Exercise aim: Return all lines with the word "rule" in them.

::: Data

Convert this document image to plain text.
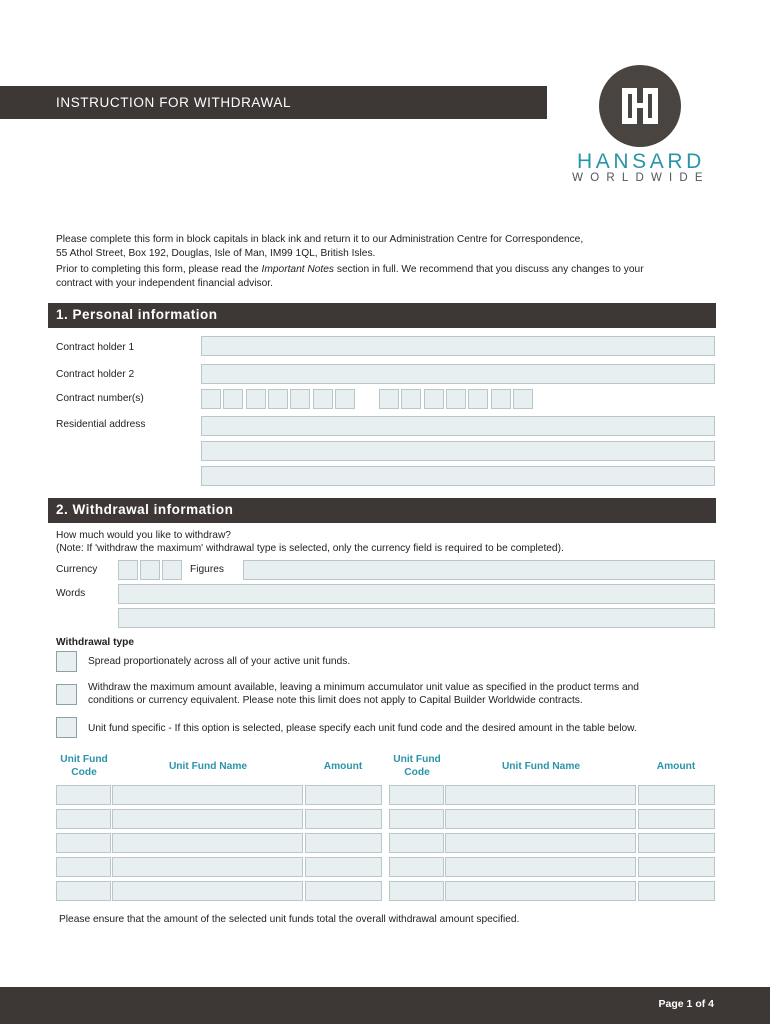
INSTRUCTION FOR WITHDRAWAL
HANSARD
WORLDWIDE
Please complete this form in block capitals in black ink and return it to our Administration Centre for Correspondence,
55 Athol Street, Box 192, Douglas, Isle of Man, IM99 1QL, British Isles.
Prior to completing this form, please read the Important Notes section in full. We recommend that you discuss any changes to your
contract with your independent financial advisor.
1. Personal information
Contract holder 1
Contract holder 2
Contract number(s)
Residential address
2. Withdrawal information
How much would you like to withdraw?
(Note: If 'withdraw the maximum' withdrawal type is selected, only the currency field is required to be completed).
Currency	Figures
Words
Withdrawal type
Spread proportionately across all of your active unit funds.
Withdraw the maximum amount available, leaving a minimum accumulator unit value as specified in the product terms and
conditions or currency equivalent. Please note this limit does not apply to Capital Builder Worldwide contracts.
Unit fund specific - If this option is selected, please specify each unit fund code and the desired amount in the table below.
Unit Fund
Code
Unit Fund Name	Amount
Unit Fund
Code
Unit Fund Name	Amount
Please ensure that the amount of the selected unit funds total the overall withdrawal amount specified.
Page 1 of 4
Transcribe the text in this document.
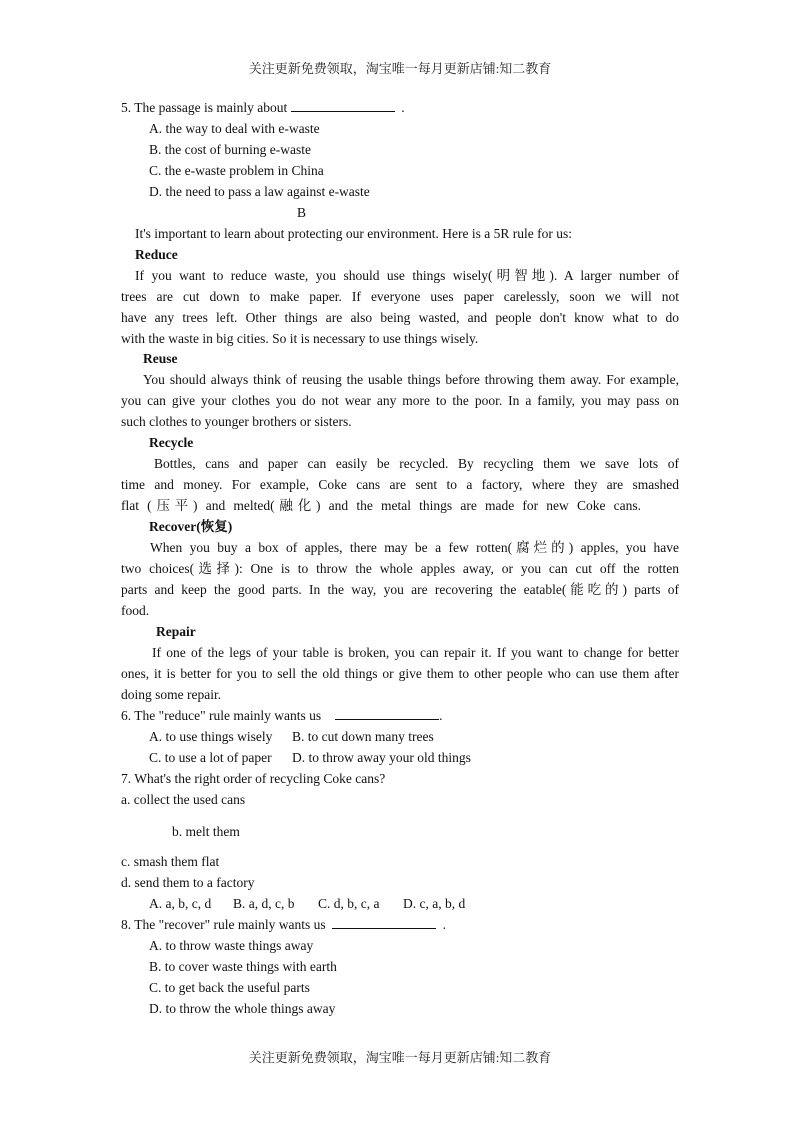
关注更新免费领取，淘宝唯一每月更新店铺:知二教育
5. The passage is mainly about	.
A. the way to deal with e-waste
B. the cost of burning e-waste
C. the e-waste problem in China
D. the need to pass a law against e-waste
B
It's important to learn about protecting our environment. Here is a 5R rule for us:
Reduce
If you want to reduce waste, you should use things wisely(明智地). A larger number of
trees are cut down to make paper. If everyone uses paper carelessly, soon we will not
have any trees left. Other things are also being wasted, and people don't know what to do
with the waste in big cities. So it is necessary to use things wisely.
Reuse
You should always think of reusing the usable things before throwing them away. For example,
you can give your clothes you do not wear any more to the poor. In a family, you may pass on
such clothes to younger brothers or sisters.
Recycle
Bottles, cans and paper can easily be recycled. By recycling them we save lots of
time and money. For example, Coke cans are sent to a factory, where they are smashed
flat (压平) and melted(融化) and the metal things are made for new Coke cans.
Recover(恢复)
When you buy a box of apples, there may be a few rotten(腐烂的) apples, you have
two choices(选择): One is to throw the whole apples away, or you can cut off the rotten
parts and keep the good parts. In the way, you are recovering the eatable(能吃的) parts of
food.
Repair
If one of the legs of your table is broken, you can repair it. If you want to change for better
ones, it is better for you to sell the old things or give them to other people who can use them after
doing some repair.
6. The "reduce" rule mainly wants us	.
A. to use things wisely B. to cut down many trees
C. to use a lot of paper D. to throw away your old things
7. What's the right order of recycling Coke cans?
a. collect the used cans
b. melt them
c. smash them flat
d. send them to a factory
A. a, b, c, d B. a, d, c, b C. d, b, c, a D. c, a, b, d
8. The "recover" rule mainly wants us	.
A. to throw waste things away
B. to cover waste things with earth
C. to get back the useful parts
D. to throw the whole things away
关注更新免费领取，淘宝唯一每月更新店铺:知二教育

::::::

Task response:
It's important to learn about protecting our environment. Here is a 5R rule for us:
6. The "reduce" rule mainly wants us	.
8. The "recover" rule mainly wants us	.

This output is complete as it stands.